(Some records)
◆ ◆ ◆
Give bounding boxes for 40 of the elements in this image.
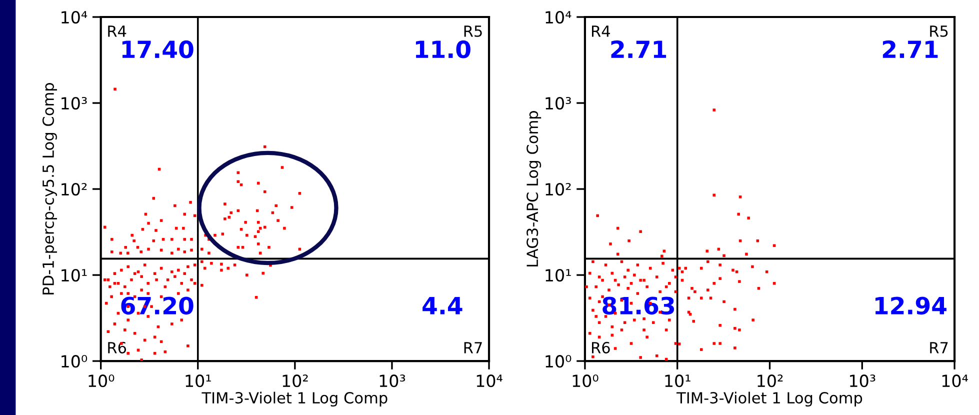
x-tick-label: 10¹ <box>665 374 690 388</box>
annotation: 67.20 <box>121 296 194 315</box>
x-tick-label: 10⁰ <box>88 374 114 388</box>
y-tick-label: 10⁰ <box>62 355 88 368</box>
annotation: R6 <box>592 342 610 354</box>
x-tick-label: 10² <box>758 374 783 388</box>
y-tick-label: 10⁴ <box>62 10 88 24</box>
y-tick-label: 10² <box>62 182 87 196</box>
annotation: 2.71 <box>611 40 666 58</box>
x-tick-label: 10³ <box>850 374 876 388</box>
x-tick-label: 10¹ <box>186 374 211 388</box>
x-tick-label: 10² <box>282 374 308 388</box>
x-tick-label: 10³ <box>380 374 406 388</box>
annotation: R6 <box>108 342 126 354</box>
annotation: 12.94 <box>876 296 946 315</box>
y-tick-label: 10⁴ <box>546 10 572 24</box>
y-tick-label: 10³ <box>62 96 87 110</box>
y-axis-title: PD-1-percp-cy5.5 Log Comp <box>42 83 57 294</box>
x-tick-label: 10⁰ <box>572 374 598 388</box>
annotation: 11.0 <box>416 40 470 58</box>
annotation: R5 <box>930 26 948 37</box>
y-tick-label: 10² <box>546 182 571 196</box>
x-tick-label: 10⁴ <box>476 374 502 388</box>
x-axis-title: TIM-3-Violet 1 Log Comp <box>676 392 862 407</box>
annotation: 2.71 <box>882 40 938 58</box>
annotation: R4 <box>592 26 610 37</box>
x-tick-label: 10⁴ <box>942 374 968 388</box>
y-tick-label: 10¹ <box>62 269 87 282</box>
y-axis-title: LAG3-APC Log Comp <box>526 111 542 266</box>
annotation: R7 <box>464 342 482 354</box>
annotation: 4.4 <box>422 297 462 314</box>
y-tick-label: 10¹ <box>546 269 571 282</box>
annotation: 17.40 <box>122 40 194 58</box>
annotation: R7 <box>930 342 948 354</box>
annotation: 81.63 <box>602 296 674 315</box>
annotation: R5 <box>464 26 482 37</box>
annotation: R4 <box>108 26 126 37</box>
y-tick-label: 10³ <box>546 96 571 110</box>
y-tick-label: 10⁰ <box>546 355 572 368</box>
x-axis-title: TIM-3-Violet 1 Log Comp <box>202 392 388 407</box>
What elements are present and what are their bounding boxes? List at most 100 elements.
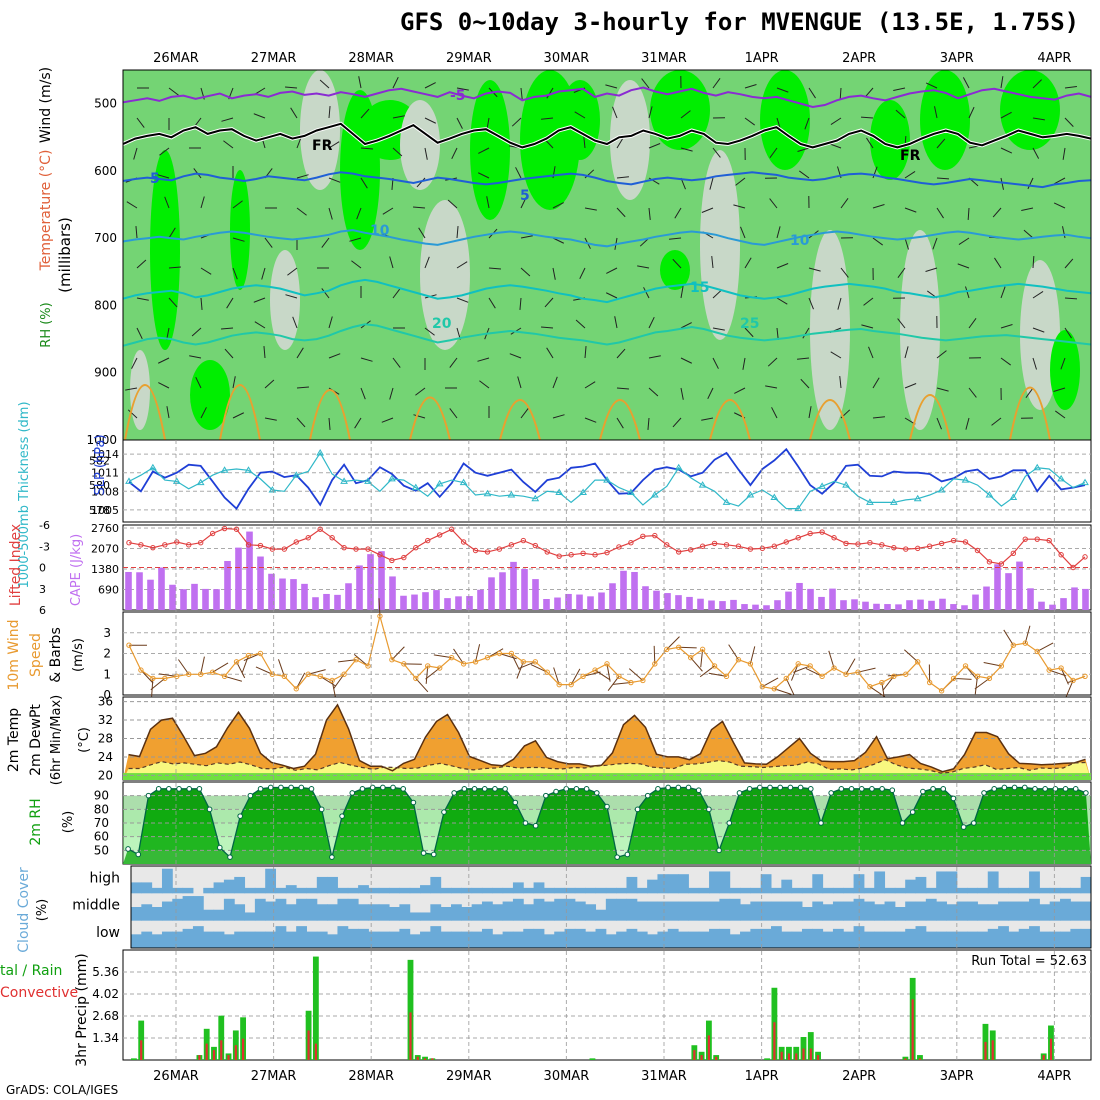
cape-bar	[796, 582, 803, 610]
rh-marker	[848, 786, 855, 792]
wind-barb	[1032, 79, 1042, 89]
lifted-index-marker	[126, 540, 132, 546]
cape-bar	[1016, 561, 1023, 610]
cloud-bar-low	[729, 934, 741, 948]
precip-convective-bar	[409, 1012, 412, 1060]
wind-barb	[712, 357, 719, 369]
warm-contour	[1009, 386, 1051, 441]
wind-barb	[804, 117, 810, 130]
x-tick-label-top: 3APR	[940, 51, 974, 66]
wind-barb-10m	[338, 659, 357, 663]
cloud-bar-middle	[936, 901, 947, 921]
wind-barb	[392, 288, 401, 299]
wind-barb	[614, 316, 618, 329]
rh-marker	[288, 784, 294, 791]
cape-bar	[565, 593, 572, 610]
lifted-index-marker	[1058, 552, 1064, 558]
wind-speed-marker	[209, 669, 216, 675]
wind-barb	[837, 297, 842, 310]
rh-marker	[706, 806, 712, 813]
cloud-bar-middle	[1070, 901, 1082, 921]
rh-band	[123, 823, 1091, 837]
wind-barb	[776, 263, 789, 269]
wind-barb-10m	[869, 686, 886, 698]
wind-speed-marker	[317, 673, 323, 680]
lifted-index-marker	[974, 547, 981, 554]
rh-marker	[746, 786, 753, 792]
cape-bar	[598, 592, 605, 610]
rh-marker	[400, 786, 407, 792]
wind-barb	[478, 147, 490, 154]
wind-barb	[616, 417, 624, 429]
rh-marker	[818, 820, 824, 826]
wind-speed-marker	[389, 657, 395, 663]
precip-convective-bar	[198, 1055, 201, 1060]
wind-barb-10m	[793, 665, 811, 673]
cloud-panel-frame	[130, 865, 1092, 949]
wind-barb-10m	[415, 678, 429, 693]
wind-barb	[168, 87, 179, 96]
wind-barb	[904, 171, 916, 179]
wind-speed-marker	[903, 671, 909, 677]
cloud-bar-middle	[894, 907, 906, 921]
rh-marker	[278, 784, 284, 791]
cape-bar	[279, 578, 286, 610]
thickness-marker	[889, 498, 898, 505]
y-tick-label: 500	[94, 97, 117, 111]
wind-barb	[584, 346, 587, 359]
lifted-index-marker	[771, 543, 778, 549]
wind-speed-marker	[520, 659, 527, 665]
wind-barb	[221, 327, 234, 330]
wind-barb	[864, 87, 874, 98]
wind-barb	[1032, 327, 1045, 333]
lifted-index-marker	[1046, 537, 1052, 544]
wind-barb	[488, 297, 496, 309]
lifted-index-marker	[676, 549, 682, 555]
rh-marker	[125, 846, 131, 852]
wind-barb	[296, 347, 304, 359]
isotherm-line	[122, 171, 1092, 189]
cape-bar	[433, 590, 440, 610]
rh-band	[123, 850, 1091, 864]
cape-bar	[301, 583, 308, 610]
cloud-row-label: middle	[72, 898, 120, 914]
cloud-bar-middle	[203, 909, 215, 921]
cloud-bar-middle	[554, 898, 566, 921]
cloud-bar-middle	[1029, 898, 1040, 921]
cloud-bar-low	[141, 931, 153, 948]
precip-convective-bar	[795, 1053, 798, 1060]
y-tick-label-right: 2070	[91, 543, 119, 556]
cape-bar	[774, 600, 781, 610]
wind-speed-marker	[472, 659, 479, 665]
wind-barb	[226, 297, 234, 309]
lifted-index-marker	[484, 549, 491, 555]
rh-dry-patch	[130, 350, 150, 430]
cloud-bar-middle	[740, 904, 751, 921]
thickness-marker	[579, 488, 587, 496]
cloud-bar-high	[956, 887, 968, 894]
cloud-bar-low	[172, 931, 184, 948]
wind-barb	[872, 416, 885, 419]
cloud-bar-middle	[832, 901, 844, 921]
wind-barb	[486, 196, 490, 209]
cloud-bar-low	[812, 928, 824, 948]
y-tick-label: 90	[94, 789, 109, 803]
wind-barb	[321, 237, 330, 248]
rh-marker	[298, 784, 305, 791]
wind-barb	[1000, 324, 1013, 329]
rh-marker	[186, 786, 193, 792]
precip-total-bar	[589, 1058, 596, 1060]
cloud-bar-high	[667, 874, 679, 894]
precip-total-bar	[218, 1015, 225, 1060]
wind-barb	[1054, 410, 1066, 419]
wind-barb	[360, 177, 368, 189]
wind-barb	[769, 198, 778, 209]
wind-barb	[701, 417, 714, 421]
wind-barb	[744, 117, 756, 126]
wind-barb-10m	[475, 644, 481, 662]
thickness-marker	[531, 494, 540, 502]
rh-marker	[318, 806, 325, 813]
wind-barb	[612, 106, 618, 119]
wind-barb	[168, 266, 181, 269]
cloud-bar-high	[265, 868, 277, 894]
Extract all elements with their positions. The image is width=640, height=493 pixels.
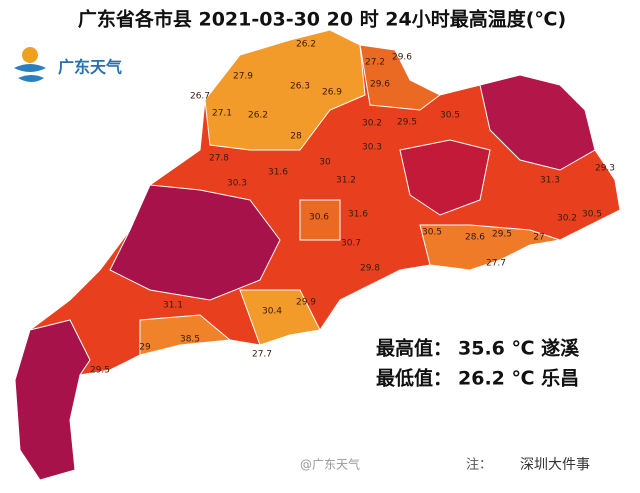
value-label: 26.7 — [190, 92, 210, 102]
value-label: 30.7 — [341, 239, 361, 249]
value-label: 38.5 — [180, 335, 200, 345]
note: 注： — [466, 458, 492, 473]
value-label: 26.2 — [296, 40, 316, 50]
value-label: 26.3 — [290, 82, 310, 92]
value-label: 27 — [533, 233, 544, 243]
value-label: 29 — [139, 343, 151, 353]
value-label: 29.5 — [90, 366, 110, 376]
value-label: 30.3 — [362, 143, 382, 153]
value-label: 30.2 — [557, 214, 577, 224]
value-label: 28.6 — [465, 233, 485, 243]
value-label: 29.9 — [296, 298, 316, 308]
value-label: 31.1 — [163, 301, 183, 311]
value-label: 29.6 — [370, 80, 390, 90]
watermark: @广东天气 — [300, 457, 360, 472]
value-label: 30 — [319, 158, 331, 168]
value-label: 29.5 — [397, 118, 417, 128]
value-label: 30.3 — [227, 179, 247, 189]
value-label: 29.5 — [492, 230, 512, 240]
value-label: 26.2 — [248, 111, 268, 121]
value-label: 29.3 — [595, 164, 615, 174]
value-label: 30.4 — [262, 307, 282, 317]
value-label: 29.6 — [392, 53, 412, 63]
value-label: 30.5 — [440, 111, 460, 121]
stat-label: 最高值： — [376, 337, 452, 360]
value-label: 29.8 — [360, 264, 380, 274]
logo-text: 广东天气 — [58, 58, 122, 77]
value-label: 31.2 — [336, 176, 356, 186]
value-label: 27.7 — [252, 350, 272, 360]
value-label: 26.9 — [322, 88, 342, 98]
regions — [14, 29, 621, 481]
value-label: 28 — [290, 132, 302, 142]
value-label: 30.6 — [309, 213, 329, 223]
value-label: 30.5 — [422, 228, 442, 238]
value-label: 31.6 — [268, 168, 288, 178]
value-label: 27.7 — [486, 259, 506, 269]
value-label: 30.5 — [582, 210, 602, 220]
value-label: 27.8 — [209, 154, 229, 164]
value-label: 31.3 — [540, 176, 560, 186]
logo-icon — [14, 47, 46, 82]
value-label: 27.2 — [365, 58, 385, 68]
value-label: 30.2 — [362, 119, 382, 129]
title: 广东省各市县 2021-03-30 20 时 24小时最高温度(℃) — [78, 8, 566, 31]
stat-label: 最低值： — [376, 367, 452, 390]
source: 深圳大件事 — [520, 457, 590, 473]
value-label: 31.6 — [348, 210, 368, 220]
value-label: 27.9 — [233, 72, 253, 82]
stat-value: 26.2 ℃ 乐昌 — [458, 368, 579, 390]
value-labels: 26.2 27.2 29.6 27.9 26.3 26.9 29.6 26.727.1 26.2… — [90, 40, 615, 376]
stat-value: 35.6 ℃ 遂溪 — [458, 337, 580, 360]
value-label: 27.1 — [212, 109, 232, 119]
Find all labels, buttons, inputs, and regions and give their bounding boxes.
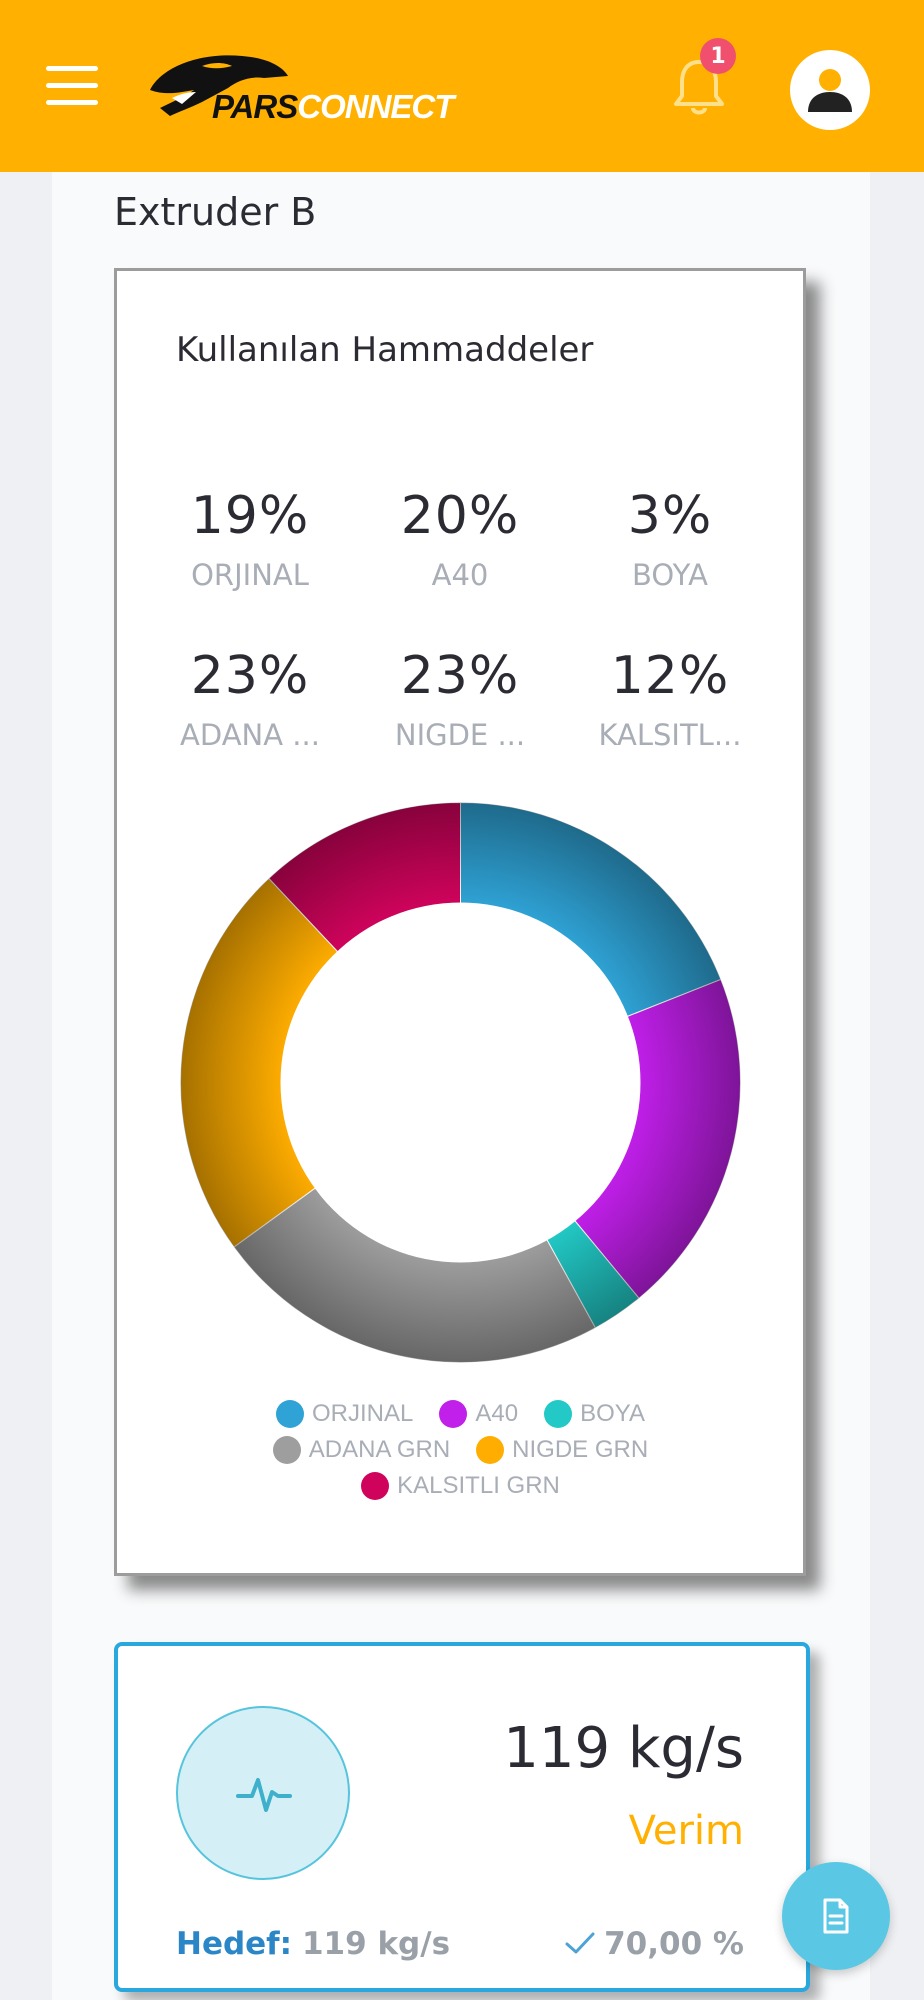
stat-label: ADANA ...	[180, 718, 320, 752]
◆ ◆ ◆
Reproduce word for word the stretch of material from the line containing "x-tick-label: 10¹ <box>665 374 690 388</box>" through the line containing "annotation: R4 <box>592 26 610 37</box>", including both of those lines.

# Worked answer:
x-tick-label: 10¹ <box>665 374 690 388</box>
annotation: 67.20 <box>121 296 194 315</box>
x-tick-label: 10⁰ <box>88 374 114 388</box>
y-tick-label: 10⁰ <box>62 355 88 368</box>
annotation: R6 <box>592 342 610 354</box>
x-tick-label: 10² <box>758 374 783 388</box>
y-tick-label: 10⁴ <box>62 10 88 24</box>
y-tick-label: 10² <box>62 182 87 196</box>
annotation: 2.71 <box>611 40 666 58</box>
x-tick-label: 10³ <box>850 374 876 388</box>
x-tick-label: 10¹ <box>186 374 211 388</box>
x-tick-label: 10² <box>282 374 308 388</box>
x-tick-label: 10³ <box>380 374 406 388</box>
annotation: R6 <box>108 342 126 354</box>
annotation: 12.94 <box>876 296 946 315</box>
y-tick-label: 10⁴ <box>546 10 572 24</box>
y-tick-label: 10³ <box>62 96 87 110</box>
y-axis-title: PD-1-percp-cy5.5 Log Comp <box>42 83 57 294</box>
x-tick-label: 10⁰ <box>572 374 598 388</box>
annotation: 11.0 <box>416 40 470 58</box>
annotation: R5 <box>930 26 948 37</box>
y-tick-label: 10² <box>546 182 571 196</box>
x-tick-label: 10⁴ <box>476 374 502 388</box>
x-axis-title: TIM-3-Violet 1 Log Comp <box>676 392 862 407</box>
annotation: 2.71 <box>882 40 938 58</box>
annotation: R4 <box>592 26 610 37</box>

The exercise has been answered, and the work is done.